The request
Retype each entry below exactly as it stands.

Extracted material

* * * *

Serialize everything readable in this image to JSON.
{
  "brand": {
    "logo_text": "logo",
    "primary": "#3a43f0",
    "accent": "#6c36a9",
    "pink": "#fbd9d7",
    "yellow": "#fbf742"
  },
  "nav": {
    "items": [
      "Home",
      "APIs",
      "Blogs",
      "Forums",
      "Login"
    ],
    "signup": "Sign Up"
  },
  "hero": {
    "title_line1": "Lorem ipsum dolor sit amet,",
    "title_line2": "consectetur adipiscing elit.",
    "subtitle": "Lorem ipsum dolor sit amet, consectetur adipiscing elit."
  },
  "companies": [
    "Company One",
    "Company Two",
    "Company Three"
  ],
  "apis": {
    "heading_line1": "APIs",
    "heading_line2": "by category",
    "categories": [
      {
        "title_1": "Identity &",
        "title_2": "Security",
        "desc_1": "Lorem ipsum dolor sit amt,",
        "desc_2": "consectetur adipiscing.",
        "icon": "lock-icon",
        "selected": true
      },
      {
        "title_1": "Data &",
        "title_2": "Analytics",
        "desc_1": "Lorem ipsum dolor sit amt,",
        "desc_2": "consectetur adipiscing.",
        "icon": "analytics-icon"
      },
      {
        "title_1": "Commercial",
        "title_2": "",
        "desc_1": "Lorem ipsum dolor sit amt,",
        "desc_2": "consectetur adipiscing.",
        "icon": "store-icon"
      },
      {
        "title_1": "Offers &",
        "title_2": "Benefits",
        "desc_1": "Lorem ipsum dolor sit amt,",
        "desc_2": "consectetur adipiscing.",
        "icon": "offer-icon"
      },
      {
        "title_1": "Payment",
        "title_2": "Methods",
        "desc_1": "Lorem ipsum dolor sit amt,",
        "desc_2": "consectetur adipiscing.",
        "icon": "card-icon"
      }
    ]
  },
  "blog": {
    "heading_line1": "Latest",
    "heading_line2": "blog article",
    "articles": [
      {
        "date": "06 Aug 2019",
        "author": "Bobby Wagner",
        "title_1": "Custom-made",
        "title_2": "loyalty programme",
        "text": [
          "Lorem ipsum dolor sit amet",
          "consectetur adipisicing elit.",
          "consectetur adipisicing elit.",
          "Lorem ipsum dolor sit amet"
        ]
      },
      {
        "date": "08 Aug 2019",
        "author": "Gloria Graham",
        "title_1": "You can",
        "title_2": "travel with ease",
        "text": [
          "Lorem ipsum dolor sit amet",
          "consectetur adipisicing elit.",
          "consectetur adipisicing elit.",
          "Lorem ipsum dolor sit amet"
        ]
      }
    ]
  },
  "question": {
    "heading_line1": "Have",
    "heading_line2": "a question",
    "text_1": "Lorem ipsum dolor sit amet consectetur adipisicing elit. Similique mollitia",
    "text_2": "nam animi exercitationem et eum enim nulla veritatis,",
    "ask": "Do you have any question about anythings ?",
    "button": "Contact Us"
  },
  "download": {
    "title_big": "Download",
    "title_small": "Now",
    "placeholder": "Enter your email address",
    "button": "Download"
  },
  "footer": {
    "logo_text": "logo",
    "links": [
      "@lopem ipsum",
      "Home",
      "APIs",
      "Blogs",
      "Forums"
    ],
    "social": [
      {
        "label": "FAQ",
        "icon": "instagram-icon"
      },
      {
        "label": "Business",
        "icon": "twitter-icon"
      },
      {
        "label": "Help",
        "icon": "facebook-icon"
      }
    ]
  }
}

* * * *

Result of the task
Serialize everything readable in this image to JSON.
{
  "brand": {
    "logo_text": "logo",
    "primary": "#3a43f0",
    "accent": "#6c36a9",
    "pink": "#fbd9d7",
    "yellow": "#fbf742"
  },
  "nav": {
    "items": [
      "Home",
      "APIs",
      "Blogs",
      "Forums",
      "Login"
    ],
    "signup": "Sign Up"
  },
  "hero": {
    "title_line1": "Lorem ipsum dolor sit amet,",
    "title_line2": "consectetur adipiscing elit.",
    "subtitle": "Lorem ipsum dolor sit amet, consectetur adipiscing elit."
  },
  "companies": [
    "Company One",
    "Company Two",
    "Company Three"
  ],
  "apis": {
    "heading_line1": "APIs",
    "heading_line2": "by category",
    "categories": [
      {
        "title_1": "Identity &",
        "title_2": "Security",
        "desc_1": "Lorem ipsum dolor sit amt,",
        "desc_2": "consectetur adipiscing.",
        "icon": "lock-icon",
        "selected": true
      },
      {
        "title_1": "Data &",
        "title_2": "Analytics",
        "desc_1": "Lorem ipsum dolor sit amt,",
        "desc_2": "consectetur adipiscing.",
        "icon": "analytics-icon"
      },
      {
        "title_1": "Commercial",
        "title_2": "",
        "desc_1": "Lorem ipsum dolor sit amt,",
        "desc_2": "consectetur adipiscing.",
        "icon": "store-icon"
      },
      {
        "title_1": "Offers &",
        "title_2": "Benefits",
        "desc_1": "Lorem ipsum dolor sit amt,",
        "desc_2": "consectetur adipiscing.",
        "icon": "offer-icon"
      },
      {
        "title_1": "Payment",
        "title_2": "Methods",
        "desc_1": "Lorem ipsum dolor sit amt,",
        "desc_2": "consectetur adipiscing.",
        "icon": "card-icon"
      }
    ]
  },
  "blog": {
    "heading_line1": "Latest",
    "heading_line2": "blog article",
    "articles": [
      {
        "date": "06 Aug 2019",
        "author": "Bobby Wagner",
        "title_1": "Custom-made",
        "title_2": "loyalty programme",
        "text": [
          "Lorem ipsum dolor sit amet",
          "consectetur adipisicing elit.",
          "consectetur adipisicing elit.",
          "Lorem ipsum dolor sit amet"
        ]
      },
      {
        "date": "08 Aug 2019",
        "author": "Gloria Graham",
        "title_1": "You can",
        "title_2": "travel with ease",
        "text": [
          "Lorem ipsum dolor sit amet",
          "consectetur adipisicing elit.",
          "consectetur adipisicing elit.",
          "Lorem ipsum dolor sit amet"
        ]
      }
    ]
  },
  "question": {
    "heading_line1": "Have",
    "heading_line2": "a question",
    "text_1": "Lorem ipsum dolor sit amet consectetur adipisicing elit. Similique mollitia",
    "text_2": "nam animi exercitationem et eum enim nulla veritatis,",
    "ask": "Do you have any question about anythings ?",
    "button": "Contact Us"
  },
  "download": {
    "title_big": "Download",
    "title_small": "Now",
    "placeholder": "Enter your email address",
    "button": "Download"
  },
  "footer": {
    "logo_text": "logo",
    "links": [
      "@lopem ipsum",
      "Home",
      "APIs",
      "Blogs",
      "Forums"
    ],
    "social": [
      {
        "label": "FAQ",
        "icon": "instagram-icon"
      },
      {
        "label": "Business",
        "icon": "twitter-icon"
      },
      {
        "label": "Help",
        "icon": "facebook-icon"
      }
    ]
  }
}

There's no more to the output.